Exercise description :: Output a single figure: the number of lines in which the word "Geld" appears.

Dataset records ::
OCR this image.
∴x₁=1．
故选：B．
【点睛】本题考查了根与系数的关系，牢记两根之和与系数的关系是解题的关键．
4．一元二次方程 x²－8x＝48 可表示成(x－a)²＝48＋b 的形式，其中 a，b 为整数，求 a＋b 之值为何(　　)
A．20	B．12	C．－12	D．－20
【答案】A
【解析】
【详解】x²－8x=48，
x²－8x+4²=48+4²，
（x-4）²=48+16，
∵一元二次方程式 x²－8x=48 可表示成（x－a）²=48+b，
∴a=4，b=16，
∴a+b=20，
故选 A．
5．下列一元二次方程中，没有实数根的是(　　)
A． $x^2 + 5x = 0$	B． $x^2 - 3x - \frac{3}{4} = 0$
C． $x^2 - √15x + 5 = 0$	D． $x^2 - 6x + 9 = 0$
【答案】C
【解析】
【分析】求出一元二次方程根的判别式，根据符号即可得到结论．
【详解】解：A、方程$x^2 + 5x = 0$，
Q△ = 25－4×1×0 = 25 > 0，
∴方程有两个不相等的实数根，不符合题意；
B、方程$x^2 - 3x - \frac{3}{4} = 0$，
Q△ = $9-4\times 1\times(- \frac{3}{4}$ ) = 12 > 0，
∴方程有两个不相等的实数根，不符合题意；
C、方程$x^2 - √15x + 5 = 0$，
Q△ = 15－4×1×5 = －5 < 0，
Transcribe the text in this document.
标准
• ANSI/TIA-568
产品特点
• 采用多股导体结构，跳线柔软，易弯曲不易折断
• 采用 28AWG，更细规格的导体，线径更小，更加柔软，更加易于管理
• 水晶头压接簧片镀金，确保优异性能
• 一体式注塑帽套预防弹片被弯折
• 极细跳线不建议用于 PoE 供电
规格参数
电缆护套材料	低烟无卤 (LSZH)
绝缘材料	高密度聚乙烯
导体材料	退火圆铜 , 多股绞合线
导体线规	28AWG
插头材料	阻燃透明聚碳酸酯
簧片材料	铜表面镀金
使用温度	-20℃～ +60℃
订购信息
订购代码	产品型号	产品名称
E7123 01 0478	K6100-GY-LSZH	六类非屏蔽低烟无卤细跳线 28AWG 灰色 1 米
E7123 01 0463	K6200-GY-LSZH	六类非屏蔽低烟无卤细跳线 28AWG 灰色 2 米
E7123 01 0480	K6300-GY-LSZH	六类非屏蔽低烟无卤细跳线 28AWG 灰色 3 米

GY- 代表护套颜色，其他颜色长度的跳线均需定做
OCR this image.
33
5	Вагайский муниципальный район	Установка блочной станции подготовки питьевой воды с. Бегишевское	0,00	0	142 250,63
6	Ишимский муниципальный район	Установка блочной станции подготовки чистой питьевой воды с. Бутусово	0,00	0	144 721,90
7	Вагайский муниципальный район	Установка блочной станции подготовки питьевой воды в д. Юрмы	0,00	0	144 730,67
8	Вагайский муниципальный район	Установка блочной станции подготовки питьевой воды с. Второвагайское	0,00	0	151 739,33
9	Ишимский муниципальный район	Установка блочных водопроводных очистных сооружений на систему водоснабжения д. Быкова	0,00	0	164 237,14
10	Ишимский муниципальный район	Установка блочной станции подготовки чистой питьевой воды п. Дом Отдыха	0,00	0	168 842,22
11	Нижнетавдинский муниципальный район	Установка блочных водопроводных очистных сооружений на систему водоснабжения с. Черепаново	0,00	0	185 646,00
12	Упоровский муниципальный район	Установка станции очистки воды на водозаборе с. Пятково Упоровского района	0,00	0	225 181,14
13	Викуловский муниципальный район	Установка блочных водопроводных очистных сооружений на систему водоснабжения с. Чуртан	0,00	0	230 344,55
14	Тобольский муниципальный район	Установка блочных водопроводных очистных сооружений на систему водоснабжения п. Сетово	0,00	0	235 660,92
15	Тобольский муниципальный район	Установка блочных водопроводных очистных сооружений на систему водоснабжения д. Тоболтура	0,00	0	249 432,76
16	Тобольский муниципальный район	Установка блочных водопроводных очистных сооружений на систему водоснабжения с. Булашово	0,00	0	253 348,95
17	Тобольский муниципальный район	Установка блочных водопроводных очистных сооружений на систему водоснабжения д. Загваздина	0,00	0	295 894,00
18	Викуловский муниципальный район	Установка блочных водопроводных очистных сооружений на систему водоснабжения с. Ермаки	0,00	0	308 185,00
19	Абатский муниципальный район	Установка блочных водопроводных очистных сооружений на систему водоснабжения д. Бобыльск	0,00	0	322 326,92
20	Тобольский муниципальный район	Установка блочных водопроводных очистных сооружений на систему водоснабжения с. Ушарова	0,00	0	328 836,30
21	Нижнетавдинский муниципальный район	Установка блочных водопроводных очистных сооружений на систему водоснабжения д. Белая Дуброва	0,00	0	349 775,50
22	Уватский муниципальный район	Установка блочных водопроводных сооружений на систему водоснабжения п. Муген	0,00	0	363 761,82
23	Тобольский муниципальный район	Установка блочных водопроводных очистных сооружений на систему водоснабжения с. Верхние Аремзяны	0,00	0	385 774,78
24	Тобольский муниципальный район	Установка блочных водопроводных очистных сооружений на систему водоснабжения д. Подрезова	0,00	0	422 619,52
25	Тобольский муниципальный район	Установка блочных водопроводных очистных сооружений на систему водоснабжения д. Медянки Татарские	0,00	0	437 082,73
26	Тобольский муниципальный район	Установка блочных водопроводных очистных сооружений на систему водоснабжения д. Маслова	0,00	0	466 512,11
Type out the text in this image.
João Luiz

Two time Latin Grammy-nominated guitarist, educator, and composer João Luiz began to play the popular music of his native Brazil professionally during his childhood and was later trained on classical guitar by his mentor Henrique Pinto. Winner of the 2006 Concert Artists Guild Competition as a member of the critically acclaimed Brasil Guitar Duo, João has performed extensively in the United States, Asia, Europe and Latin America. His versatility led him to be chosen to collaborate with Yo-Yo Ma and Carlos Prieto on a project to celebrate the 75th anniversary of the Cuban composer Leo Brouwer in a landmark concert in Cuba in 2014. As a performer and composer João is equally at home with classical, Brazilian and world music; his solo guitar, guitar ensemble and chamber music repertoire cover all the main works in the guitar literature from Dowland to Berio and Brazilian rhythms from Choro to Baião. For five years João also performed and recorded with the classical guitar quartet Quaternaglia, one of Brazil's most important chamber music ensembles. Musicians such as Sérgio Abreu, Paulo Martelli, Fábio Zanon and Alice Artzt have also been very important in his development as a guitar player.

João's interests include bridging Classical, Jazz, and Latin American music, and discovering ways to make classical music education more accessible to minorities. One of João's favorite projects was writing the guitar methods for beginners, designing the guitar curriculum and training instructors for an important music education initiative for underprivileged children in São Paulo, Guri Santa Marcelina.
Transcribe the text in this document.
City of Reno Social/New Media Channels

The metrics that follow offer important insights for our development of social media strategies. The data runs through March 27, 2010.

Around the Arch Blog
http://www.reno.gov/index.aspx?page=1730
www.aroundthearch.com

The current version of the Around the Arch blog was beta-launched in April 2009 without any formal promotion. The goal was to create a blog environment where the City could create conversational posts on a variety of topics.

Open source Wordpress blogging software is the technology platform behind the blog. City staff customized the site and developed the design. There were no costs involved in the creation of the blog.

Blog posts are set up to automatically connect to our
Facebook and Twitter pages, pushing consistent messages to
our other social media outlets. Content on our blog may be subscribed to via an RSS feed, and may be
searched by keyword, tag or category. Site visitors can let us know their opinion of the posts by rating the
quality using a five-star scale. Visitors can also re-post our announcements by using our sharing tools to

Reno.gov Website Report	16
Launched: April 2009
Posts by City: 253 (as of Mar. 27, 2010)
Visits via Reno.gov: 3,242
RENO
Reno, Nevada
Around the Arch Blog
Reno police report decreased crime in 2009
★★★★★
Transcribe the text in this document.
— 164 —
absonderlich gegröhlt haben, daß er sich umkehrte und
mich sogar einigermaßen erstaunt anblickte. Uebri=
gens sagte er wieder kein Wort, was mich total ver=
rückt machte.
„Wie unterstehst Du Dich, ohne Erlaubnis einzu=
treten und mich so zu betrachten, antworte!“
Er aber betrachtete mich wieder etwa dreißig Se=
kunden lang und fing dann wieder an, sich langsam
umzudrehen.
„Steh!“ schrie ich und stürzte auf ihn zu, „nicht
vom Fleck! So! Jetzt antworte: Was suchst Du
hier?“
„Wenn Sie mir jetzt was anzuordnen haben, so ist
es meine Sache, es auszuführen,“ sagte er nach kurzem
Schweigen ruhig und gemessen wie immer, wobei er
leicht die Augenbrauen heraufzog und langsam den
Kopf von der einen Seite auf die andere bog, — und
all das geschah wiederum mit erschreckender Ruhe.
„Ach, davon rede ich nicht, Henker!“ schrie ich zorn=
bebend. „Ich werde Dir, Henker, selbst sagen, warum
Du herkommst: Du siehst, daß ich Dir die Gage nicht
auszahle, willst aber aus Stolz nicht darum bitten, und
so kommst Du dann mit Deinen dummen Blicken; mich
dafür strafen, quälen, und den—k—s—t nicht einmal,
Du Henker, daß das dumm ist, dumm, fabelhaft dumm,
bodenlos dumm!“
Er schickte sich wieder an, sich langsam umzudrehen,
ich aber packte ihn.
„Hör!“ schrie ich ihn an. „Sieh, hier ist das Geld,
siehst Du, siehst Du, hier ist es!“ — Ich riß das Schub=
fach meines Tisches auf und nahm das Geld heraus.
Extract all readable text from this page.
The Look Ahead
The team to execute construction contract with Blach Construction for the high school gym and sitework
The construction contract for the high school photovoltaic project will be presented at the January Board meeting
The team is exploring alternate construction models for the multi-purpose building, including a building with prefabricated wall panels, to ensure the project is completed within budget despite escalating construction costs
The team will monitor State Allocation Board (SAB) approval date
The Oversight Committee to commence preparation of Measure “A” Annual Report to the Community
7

Response below :: 2